Problem description: Below is a block of data; give all of it again word for word.

Data provided:
┌──

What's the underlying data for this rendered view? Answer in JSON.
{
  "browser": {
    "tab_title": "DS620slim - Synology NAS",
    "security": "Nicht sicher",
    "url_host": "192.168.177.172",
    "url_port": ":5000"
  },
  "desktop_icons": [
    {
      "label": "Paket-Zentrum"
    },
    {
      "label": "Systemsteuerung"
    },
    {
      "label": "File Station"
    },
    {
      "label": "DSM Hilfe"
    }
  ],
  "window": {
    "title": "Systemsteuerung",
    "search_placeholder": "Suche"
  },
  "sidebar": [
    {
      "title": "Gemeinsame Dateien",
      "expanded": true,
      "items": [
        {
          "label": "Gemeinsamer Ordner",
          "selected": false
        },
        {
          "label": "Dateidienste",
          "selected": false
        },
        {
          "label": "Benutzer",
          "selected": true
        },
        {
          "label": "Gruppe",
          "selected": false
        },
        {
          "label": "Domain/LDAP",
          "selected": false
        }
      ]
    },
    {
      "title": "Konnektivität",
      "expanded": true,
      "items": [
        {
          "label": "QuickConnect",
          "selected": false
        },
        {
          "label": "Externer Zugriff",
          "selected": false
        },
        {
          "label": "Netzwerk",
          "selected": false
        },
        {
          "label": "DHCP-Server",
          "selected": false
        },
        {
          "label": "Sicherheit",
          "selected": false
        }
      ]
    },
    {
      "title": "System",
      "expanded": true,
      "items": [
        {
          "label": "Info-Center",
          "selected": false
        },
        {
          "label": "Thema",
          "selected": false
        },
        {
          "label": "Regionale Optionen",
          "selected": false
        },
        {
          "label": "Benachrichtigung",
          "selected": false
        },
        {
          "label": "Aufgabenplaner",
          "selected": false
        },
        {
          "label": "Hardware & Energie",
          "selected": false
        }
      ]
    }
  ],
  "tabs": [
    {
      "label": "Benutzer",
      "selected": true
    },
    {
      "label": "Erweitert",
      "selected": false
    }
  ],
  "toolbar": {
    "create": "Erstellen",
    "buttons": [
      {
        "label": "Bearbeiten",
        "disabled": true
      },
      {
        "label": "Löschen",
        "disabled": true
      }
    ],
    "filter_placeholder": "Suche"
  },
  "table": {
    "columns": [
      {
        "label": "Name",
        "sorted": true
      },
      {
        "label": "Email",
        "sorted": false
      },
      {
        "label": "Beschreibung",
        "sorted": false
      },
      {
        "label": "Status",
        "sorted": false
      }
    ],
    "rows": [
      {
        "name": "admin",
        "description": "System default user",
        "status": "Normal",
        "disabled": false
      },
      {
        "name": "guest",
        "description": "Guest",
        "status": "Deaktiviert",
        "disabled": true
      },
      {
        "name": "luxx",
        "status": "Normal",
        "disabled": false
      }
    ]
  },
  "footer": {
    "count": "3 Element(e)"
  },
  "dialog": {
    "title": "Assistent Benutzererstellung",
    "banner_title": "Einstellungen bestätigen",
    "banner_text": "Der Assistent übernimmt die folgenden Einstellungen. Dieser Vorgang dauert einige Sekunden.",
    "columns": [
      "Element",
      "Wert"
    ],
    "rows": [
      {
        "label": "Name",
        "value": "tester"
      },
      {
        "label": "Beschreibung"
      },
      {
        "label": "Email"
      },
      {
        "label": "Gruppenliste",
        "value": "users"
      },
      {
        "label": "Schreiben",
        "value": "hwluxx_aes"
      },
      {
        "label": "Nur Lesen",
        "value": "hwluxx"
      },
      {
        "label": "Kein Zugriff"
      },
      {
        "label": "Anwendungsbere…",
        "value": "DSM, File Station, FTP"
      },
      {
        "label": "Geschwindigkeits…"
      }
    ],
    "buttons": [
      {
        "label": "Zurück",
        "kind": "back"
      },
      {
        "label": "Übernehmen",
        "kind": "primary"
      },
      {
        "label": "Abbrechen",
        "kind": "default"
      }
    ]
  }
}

└──

Response to this task:
What's the underlying data for this rendered view? Answer in JSON.
{
  "browser": {
    "tab_title": "DS620slim - Synology NAS",
    "security": "Nicht sicher",
    "url_host": "192.168.177.172",
    "url_port": ":5000"
  },
  "desktop_icons": [
    {
      "label": "Paket-Zentrum"
    },
    {
      "label": "Systemsteuerung"
    },
    {
      "label": "File Station"
    },
    {
      "label": "DSM Hilfe"
    }
  ],
  "window": {
    "title": "Systemsteuerung",
    "search_placeholder": "Suche"
  },
  "sidebar": [
    {
      "title": "Gemeinsame Dateien",
      "expanded": true,
      "items": [
        {
          "label": "Gemeinsamer Ordner",
          "selected": false
        },
        {
          "label": "Dateidienste",
          "selected": false
        },
        {
          "label": "Benutzer",
          "selected": true
        },
        {
          "label": "Gruppe",
          "selected": false
        },
        {
          "label": "Domain/LDAP",
          "selected": false
        }
      ]
    },
    {
      "title": "Konnektivität",
      "expanded": true,
      "items": [
        {
          "label": "QuickConnect",
          "selected": false
        },
        {
          "label": "Externer Zugriff",
          "selected": false
        },
        {
          "label": "Netzwerk",
          "selected": false
        },
        {
          "label": "DHCP-Server",
          "selected": false
        },
        {
          "label": "Sicherheit",
          "selected": false
        }
      ]
    },
    {
      "title": "System",
      "expanded": true,
      "items": [
        {
          "label": "Info-Center",
          "selected": false
        },
        {
          "label": "Thema",
          "selected": false
        },
        {
          "label": "Regionale Optionen",
          "selected": false
        },
        {
          "label": "Benachrichtigung",
          "selected": false
        },
        {
          "label": "Aufgabenplaner",
          "selected": false
        },
        {
          "label": "Hardware & Energie",
          "selected": false
        }
      ]
    }
  ],
  "tabs": [
    {
      "label": "Benutzer",
      "selected": true
    },
    {
      "label": "Erweitert",
      "selected": false
    }
  ],
  "toolbar": {
    "create": "Erstellen",
    "buttons": [
      {
        "label": "Bearbeiten",
        "disabled": true
      },
      {
        "label": "Löschen",
        "disabled": true
      }
    ],
    "filter_placeholder": "Suche"
  },
  "table": {
    "columns": [
      {
        "label": "Name",
        "sorted": true
      },
      {
        "label": "Email",
        "sorted": false
      },
      {
        "label": "Beschreibung",
        "sorted": false
      },
      {
        "label": "Status",
        "sorted": false
      }
    ],
    "rows": [
      {
        "name": "admin",
        "description": "System default user",
        "status": "Normal",
        "disabled": false
      },
      {
        "name": "guest",
        "description": "Guest",
        "status": "Deaktiviert",
        "disabled": true
      },
      {
        "name": "luxx",
        "status": "Normal",
        "disabled": false
      }
    ]
  },
  "footer": {
    "count": "3 Element(e)"
  },
  "dialog": {
    "title": "Assistent Benutzererstellung",
    "banner_title": "Einstellungen bestätigen",
    "banner_text": "Der Assistent übernimmt die folgenden Einstellungen. Dieser Vorgang dauert einige Sekunden.",
    "columns": [
      "Element",
      "Wert"
    ],
    "rows": [
      {
        "label": "Name",
        "value": "tester"
      },
      {
        "label": "Beschreibung"
      },
      {
        "label": "Email"
      },
      {
        "label": "Gruppenliste",
        "value": "users"
      },
      {
        "label": "Schreiben",
        "value": "hwluxx_aes"
      },
      {
        "label": "Nur Lesen",
        "value": "hwluxx"
      },
      {
        "label": "Kein Zugriff"
      },
      {
        "label": "Anwendungsbere…",
        "value": "DSM, File Station, FTP"
      },
      {
        "label": "Geschwindigkeits…"
      }
    ],
    "buttons": [
      {
        "label": "Zurück",
        "kind": "back"
      },
      {
        "label": "Übernehmen",
        "kind": "primary"
      },
      {
        "label": "Abbrechen",
        "kind": "default"
      }
    ]
  }
}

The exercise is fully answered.